***** ENTRIES

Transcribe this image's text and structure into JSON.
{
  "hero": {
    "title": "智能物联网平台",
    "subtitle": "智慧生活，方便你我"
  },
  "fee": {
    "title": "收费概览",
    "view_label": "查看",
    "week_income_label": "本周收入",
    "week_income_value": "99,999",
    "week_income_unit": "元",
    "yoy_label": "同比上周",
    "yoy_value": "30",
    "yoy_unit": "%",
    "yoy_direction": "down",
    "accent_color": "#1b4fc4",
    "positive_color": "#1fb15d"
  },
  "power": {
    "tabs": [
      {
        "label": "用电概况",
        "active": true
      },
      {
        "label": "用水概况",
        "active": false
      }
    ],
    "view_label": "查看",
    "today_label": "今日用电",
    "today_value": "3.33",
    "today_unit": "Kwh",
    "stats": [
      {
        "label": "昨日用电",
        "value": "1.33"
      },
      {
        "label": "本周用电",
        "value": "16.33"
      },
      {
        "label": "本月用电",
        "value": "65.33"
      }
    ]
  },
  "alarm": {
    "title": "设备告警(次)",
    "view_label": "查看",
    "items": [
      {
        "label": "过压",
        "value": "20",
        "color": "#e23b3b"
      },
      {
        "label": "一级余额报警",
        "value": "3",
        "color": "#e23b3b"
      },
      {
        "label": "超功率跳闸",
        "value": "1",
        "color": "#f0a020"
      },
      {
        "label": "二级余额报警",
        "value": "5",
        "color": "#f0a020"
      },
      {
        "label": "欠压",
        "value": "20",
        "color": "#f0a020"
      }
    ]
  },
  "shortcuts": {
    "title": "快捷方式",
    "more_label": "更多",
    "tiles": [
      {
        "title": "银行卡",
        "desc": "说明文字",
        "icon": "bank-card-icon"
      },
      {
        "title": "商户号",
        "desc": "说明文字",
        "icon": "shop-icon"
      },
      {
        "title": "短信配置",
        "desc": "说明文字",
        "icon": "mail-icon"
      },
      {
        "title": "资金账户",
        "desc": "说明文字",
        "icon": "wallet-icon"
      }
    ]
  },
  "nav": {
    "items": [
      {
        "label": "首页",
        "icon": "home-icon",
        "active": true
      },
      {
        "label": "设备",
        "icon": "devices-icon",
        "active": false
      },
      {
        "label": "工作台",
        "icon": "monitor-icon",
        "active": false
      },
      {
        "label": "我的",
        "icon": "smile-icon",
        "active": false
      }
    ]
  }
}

**********

WHAT IS REQUIRED :: Identify and copy all lines with the word "icon".

COMPLETED TASK ::
        "icon": "bank-card-icon"
        "icon": "shop-icon"
        "icon": "mail-icon"
        "icon": "wallet-icon"
        "icon": "home-icon",
        "icon": "devices-icon",
        "icon": "monitor-icon",
        "icon": "smile-icon",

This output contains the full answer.